__Task instructions__.
1. Rewrite the paragraph of the passage on Lal Ded that begins "Lal Ded is scathing in her attack" as a short bulleted list, keeping its main facts.
2. Decide whether each statement agrees with the passage on Lal Ded, answering yes or no and quoting the words from the passage on Lal Ded that settle it: (a) Prof. B.N. Parimoo's book was written in 1978. (b) Lalla's vaaks have come down in a clear chronological order. (c) Lal Ded recited her vaaks in a language her listeners did not speak.
3. Please resume the passage on Lal Ded, picking up right after its final sentence.

=== Text segment ===

Whether or not Lal Ded had a social reformer's zeal, she was strongly egalitarian in her views and was more aware than most devotional poets about the prevailing social conditions of her times. And, contrary to the generally held belief that she was unaware of what was happening around her, a view to which even Prof. Kaul subscribes, there is enough evidence in Lalla's vaaks to show that she was very much conscious of what was going on around her, including the sweeping political changes that were taking place during her time. This is at least what the following lines of hers appear to suggest:
hyath karith rajya pheri na
dith karith tripti na man
In ruling kingdoms there is no relief
In giving them away there yet is grief
(Trs. Nila Cram Cook)
Is she not is referring here to the Kota Rani-Rinchin Shah Mir affair that eventually brought in Muslim rule to Kashmir?
Lal Ded is scathing in her attack on hollow ceremony and ritual in religion, her emphasis being on inner experience. She has no belief in "sacred places and sacred times", pilgrimages and fasts supposed to bring religious merit. She scoffs at what A.K. Ramanujam calls "orthodox ritual genuflections" and recitations. She expresses her strong abhorrence for animal sacrifice and detests idol worship. She must have surely provoked the orthodoxy at whom she misses no chance to take pot-shots. In this she reminds one of the Kannada Vachana poet Basvanna, and also of Kabir and Nanak whom she anticipated. Surely, hers was a strong voice of protest in medieval Kashmir-perhaps the only voice raised so fearlessly.
With Lal Ded not conforming to any of the image constructs built around her by those who want to reduce her to an idea or an abstraction according to their predilections, what could the real Lal Ded have been like? To reclaim her authentic persona, we have no option but to discard the motivated myths and invoke the actual text of her verses. In this context, it must be noted that Lal Ded recited her vaaks to actual audiences who were enraptured and mesmerized by her words, which happened to be in their own mother tongue. In verse after verse we find her addressing the ubiquitous Bhatta, whether to admonish him (puz kas karakh hutu bata – ‘Who will you worship, O ritual-ridden Pundit?'), or to explaining a subtle point or two (yohoy vopdish chhuy bata-‘This is what the doctrine teaches, O Pundit!'). This clearly shows that she knows her audience. Not that Lal Ded belongs to any one community-her message is certainly universal-but she does have the Pandit in mind whenever she has a point to make.
To find out the authentic Lal Ded, then, we have to rely mainly on the internal evidence that her vaaks furnish. Packed with sufficient biographical material, as the vaaks are, we can reconstruct with their help her mystic life, her experience as a woman, as a saint and as a poet, her view of the relationship between God, man and the world. An image as near reality as possible. But in this there are problems. Lalla vaaks have been orally transmitted from generation to generation and are available only in randomly available versions, with practically no chronological sequence. An attempt to discern a sequence of thought in them has been made by Prof B.N. Parimoo, who has tried to link them as thematic units under some broad divisions in his book, "The Ascent of Self". The book, written in 1978, is the first exercise of its kind undertaken by anyone and can be deservingly called a significant contribution to Lal Ded studies. "The cue to the arrangement of the verses", says the author, "is taken from the 'I-ness' categorically denoting personal experience".

=== Entries supplied ===

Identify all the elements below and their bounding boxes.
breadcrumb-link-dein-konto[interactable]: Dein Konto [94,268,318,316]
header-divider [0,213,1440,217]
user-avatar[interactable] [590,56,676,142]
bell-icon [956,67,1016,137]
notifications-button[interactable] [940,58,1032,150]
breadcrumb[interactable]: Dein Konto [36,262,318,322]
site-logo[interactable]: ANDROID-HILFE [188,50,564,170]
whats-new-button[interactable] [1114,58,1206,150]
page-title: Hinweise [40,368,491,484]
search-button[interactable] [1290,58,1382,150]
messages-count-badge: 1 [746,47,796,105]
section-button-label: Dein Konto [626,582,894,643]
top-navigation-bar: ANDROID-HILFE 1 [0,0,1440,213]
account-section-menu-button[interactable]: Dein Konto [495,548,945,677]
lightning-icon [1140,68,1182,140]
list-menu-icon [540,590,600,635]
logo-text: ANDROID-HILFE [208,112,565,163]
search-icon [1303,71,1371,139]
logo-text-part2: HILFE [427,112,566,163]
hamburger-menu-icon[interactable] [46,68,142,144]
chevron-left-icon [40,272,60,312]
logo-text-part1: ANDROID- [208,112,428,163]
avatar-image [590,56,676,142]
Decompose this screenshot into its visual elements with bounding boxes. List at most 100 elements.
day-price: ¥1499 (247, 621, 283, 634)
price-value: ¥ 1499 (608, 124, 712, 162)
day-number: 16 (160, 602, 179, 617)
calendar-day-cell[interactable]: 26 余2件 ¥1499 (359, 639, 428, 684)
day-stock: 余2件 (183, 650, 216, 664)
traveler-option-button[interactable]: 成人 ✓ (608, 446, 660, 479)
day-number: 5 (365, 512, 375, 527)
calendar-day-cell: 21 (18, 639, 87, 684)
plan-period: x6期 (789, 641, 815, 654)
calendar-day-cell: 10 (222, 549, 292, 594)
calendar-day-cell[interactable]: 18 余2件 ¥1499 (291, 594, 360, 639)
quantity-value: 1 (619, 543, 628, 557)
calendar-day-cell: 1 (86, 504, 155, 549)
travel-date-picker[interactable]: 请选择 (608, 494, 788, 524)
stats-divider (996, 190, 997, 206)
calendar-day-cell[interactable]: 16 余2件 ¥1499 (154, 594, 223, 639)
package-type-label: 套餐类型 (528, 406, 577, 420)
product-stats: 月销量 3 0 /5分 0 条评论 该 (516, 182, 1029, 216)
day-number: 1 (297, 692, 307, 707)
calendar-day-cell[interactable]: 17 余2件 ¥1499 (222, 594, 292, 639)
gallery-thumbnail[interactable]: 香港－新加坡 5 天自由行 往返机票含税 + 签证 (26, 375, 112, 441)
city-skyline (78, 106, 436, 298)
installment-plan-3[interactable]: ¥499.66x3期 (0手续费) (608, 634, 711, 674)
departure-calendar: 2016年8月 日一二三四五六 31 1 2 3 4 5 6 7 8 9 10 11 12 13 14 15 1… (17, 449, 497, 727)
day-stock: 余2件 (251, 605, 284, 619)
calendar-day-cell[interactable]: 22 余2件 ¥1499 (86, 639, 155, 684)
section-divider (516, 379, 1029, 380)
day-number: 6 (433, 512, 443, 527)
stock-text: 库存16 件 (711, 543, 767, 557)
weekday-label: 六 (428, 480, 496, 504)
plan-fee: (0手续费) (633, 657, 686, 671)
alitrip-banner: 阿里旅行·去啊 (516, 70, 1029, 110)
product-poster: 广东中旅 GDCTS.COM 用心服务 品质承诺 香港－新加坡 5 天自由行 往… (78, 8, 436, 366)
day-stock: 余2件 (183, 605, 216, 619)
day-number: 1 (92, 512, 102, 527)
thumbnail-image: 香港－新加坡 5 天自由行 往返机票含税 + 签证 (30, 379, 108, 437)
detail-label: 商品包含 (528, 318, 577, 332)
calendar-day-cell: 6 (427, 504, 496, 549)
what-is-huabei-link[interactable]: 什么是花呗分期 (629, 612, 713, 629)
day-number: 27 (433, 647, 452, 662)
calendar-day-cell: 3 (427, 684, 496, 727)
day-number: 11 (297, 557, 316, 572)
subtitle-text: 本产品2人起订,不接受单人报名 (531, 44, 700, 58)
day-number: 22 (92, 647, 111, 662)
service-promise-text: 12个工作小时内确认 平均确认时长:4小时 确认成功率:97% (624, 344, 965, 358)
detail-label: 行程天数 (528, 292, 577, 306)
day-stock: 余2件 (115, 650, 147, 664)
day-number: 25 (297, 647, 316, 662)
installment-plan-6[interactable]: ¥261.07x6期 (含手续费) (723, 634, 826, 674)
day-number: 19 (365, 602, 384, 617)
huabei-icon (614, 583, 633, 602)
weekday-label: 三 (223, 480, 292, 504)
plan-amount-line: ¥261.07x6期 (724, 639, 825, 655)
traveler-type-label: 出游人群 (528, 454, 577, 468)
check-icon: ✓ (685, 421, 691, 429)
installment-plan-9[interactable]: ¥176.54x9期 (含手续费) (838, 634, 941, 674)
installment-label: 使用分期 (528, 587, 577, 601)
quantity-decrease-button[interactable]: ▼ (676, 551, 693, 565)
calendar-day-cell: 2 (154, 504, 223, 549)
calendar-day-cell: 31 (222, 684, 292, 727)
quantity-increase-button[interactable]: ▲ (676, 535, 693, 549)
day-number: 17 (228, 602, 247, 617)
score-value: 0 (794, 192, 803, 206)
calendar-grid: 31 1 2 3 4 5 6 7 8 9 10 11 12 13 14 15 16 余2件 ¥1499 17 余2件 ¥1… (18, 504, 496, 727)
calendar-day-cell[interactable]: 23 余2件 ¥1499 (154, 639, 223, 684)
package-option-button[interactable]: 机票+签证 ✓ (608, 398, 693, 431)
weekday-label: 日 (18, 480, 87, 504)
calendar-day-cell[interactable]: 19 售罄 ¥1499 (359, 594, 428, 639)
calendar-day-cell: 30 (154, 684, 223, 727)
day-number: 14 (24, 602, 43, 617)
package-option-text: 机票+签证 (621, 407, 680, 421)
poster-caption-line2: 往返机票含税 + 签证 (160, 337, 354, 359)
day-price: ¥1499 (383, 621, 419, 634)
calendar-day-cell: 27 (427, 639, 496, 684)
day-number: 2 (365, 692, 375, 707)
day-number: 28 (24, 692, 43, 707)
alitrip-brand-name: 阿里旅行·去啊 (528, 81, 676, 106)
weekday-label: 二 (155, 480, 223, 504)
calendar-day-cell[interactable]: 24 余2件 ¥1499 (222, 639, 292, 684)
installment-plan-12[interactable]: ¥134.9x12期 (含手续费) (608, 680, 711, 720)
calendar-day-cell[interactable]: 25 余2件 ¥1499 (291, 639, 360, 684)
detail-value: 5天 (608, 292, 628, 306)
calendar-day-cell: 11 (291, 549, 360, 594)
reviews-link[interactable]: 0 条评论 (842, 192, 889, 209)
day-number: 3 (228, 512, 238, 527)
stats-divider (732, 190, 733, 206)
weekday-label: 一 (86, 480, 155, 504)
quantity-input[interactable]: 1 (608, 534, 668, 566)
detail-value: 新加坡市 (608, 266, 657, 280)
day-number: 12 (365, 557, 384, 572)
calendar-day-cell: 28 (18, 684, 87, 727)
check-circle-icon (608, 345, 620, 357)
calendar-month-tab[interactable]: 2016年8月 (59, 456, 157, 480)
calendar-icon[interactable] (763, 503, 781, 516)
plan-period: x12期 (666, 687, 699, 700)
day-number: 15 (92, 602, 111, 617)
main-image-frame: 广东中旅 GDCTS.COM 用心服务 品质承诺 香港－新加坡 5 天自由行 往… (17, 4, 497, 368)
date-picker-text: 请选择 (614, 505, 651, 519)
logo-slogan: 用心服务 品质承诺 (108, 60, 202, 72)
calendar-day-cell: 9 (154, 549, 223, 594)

===

__Replies__.
1.
- Lal Ded attacks hollow ceremony and ritual in religion and stresses inner experience.
- She rejects "sacred places and sacred times," pilgrimages, and fasts meant to earn religious merit.
- She scoffs at what A.K. Ramanujam calls "orthodox ritual genuflections" and recitations.
- She abhors animal sacrifice and detests idol worship.
- She takes every chance to take pot-shots at the orthodoxy, which she must have provoked.
- In this she recalls the Kannada Vachana poet Basvanna, as well as Kabir and Nanak, whom she anticipated.
- Hers was a strong voice of protest in medieval Kashmir, perhaps the only one raised so fearlessly.

2.
(a) Yes: "The book, written in 1978, is the first exercise of its kind undertaken by anyone"
(b) No: "with practically no chronological sequence"
(c) No: "which happened to be in their own mother tongue"

3.
But admirable as Prof. Parimoo's attempt to "re-interpret" the vaakhs is, one cannot be certain that while picking up the autobiographical threads he has arranged them according to actual chronological sequence, that is, exactly in the order they were composed. Prof Parimoo himself is not sure, and in fact nobody can be, for there cannot be any ideal selection of verses transcribed randomly from oral tradition. The author of the book, however, does not appear to have taken as much care as he should have in making his selection. Quite a number of verses he has included are obvious interpolations. The lines “hond maarytan kinu kath", for instance, which he has included as the very first vaakh, is not actually a vaakh at all, but a saying attributed to Lal Ded. His total reliance on the account of Ramjoo Malla for biographical information because it does not "tilt the purpose of this book" appears to be rather curious.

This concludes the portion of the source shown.